Written exercise »
Scan the entries below. List each line with "behind".

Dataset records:
-- begin --
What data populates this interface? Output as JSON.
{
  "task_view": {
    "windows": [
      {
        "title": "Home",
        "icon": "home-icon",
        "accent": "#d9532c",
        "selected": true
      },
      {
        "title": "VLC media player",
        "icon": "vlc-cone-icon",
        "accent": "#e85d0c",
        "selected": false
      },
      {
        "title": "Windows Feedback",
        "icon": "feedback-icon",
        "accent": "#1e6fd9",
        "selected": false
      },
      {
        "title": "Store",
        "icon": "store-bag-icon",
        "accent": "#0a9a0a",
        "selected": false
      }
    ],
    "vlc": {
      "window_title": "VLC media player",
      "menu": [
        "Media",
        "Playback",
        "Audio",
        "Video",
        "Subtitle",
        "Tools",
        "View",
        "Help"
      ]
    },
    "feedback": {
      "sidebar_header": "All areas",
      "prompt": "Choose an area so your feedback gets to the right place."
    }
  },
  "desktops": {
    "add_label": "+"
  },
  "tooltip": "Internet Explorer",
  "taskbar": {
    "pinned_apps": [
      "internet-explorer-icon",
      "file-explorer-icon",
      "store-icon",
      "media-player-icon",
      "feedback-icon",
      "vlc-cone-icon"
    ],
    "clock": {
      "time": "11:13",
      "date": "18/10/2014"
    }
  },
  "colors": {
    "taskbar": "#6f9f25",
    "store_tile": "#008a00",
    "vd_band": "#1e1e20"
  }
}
-- end --
-- begin --
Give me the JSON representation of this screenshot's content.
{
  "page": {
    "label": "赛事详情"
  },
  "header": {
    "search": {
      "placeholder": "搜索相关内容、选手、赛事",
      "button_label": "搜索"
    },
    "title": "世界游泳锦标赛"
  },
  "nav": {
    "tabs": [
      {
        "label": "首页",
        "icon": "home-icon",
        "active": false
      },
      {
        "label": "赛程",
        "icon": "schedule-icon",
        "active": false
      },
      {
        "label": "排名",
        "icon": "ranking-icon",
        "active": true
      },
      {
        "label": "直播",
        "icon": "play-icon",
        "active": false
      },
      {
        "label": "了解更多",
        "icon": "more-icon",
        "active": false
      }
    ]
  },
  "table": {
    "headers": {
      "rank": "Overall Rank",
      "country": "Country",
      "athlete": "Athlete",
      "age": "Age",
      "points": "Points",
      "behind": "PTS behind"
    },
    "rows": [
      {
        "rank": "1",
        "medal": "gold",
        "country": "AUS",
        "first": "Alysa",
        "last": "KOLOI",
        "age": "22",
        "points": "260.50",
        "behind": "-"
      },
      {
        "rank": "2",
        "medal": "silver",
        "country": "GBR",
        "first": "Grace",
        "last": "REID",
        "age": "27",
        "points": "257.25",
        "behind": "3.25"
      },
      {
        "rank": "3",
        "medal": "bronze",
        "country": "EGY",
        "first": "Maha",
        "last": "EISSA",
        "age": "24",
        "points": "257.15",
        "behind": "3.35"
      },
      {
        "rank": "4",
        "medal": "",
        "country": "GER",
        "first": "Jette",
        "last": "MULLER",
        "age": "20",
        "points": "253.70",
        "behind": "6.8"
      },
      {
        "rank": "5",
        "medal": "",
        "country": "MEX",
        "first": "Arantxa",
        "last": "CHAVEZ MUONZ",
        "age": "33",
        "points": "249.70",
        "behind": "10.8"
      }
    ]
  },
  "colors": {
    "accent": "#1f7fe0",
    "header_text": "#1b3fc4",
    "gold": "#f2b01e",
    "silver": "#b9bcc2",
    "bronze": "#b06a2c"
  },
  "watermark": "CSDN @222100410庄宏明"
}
-- end --
Answer to the problem »
      "behind": "PTS behind"
        "behind": "-"
        "behind": "3.25"
        "behind": "3.35"
        "behind": "6.8"
        "behind": "10.8"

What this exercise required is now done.